(DATASET RECORDS)
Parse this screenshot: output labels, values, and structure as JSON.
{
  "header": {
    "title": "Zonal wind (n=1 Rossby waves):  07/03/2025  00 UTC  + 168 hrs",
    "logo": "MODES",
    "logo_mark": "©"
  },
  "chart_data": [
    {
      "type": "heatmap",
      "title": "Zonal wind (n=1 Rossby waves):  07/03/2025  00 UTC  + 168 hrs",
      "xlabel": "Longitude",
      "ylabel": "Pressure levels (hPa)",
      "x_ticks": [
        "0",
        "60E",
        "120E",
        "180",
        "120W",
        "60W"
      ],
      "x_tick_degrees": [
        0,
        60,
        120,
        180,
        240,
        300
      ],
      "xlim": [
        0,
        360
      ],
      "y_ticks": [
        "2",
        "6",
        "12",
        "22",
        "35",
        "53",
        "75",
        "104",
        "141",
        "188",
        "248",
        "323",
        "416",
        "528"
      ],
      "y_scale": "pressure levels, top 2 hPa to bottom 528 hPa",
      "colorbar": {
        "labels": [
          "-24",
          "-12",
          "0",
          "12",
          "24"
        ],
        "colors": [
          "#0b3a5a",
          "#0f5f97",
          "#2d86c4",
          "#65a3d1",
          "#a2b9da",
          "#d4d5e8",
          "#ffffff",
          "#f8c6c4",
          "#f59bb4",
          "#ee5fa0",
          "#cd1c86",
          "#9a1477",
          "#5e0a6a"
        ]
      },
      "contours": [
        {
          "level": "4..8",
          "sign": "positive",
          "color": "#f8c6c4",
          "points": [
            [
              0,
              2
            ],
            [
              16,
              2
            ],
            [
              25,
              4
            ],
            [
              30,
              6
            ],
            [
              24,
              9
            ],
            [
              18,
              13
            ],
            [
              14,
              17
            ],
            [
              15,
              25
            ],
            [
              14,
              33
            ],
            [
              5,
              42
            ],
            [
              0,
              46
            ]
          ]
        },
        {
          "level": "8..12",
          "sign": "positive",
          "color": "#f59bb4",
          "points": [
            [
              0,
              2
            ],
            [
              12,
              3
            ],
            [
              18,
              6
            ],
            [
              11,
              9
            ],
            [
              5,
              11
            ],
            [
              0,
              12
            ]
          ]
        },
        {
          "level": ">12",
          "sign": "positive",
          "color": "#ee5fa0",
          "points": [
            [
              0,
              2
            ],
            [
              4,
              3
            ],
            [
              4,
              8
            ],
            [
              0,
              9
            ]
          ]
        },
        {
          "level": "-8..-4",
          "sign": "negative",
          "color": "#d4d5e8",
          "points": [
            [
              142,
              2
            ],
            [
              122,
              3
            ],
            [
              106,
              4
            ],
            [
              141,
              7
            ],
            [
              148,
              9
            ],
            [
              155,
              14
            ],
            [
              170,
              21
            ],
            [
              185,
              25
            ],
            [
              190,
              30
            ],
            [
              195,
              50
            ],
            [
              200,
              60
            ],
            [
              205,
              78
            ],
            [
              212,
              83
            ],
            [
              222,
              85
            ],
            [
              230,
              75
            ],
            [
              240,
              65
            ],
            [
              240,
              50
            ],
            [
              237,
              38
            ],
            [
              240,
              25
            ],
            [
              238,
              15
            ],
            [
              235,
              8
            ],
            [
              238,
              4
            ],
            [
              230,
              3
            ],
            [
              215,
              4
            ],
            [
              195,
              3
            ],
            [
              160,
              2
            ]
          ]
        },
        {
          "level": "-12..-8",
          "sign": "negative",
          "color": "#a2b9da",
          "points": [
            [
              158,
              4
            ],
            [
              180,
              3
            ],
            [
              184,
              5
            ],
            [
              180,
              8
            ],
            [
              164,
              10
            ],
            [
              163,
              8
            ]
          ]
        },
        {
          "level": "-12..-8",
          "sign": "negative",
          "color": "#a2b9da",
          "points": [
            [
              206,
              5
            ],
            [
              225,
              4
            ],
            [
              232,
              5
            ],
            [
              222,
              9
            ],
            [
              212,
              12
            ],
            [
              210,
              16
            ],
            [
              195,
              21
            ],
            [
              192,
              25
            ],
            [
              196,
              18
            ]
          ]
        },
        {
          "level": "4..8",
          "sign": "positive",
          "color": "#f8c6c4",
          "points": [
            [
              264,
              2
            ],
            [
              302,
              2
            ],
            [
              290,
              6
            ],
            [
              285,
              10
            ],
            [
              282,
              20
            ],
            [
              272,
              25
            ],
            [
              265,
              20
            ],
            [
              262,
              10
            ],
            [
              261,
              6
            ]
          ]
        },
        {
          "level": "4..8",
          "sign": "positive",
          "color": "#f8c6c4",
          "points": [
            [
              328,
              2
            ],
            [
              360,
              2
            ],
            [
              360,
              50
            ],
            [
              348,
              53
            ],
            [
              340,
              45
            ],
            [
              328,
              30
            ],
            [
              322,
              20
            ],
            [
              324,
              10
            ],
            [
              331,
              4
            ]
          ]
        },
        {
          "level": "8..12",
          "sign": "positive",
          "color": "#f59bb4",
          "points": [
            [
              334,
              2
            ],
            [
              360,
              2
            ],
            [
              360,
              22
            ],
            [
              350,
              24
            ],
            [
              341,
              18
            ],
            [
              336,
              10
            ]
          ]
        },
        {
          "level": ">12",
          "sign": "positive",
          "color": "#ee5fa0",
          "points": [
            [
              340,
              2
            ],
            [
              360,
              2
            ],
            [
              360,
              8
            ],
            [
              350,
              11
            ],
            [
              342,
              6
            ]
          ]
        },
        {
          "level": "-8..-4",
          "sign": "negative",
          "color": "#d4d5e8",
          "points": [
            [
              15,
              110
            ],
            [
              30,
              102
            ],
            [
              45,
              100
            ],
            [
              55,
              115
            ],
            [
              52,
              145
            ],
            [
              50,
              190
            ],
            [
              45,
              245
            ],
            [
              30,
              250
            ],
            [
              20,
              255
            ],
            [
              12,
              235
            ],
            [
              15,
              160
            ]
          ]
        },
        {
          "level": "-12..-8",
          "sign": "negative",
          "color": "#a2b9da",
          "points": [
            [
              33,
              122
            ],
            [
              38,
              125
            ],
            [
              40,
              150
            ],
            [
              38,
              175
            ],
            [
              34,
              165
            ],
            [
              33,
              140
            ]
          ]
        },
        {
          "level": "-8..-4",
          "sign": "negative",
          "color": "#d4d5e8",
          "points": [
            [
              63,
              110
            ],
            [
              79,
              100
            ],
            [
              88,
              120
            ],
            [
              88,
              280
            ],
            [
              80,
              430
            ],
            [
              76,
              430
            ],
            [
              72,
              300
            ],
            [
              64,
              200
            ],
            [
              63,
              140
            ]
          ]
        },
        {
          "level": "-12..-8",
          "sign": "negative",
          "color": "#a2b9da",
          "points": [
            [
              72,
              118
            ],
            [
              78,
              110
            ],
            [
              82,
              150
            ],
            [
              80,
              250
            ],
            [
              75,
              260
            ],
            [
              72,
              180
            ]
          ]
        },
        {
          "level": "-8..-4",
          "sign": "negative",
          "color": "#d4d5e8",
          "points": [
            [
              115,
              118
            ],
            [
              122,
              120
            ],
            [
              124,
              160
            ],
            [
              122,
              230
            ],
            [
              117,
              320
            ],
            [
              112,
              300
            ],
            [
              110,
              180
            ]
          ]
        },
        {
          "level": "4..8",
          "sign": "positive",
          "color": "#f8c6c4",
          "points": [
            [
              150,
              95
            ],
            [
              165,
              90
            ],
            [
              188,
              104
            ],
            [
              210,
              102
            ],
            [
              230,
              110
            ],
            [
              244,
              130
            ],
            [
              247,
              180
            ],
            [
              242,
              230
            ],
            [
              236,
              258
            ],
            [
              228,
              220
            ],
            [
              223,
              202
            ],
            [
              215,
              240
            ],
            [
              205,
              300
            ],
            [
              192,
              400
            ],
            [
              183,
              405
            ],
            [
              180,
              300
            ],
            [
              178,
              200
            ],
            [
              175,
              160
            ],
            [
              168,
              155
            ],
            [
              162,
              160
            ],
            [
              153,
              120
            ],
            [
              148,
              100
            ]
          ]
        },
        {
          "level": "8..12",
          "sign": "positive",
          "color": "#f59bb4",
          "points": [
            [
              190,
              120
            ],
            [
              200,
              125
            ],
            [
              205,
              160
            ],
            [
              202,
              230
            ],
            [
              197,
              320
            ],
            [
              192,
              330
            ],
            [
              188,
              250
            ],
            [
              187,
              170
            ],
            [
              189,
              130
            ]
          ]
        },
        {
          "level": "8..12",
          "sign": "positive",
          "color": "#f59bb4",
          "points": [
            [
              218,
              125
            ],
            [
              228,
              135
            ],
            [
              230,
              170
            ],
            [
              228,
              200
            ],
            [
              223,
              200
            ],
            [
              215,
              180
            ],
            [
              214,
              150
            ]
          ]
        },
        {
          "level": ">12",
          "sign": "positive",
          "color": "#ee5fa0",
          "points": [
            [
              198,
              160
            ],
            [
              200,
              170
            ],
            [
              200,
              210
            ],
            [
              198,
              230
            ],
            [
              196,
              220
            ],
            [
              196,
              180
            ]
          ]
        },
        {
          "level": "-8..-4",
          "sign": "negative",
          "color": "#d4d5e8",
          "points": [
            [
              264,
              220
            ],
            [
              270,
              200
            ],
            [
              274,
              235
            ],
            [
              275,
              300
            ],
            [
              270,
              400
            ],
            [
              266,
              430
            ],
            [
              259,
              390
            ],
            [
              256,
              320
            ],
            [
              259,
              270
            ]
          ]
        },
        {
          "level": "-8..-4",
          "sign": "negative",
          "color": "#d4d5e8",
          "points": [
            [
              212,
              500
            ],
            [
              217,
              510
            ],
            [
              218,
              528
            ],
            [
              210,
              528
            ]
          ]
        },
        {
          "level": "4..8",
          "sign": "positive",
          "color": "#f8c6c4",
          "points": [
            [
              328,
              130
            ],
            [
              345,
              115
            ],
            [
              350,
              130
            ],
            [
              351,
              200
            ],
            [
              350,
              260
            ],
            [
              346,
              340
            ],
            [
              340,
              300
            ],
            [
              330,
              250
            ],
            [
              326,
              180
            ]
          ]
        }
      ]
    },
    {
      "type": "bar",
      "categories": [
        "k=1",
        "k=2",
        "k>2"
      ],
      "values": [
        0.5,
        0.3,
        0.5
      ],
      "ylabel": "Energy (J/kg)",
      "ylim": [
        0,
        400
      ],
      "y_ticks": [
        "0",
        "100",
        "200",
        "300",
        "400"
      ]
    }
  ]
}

(WHAT NEEDS TO BE DONE)
From the records above, pick out and copy each line holding the word "values".

(EXERCISE RESULT)
Parse this screenshot: output labels, values, and structure as JSON.
      "values": [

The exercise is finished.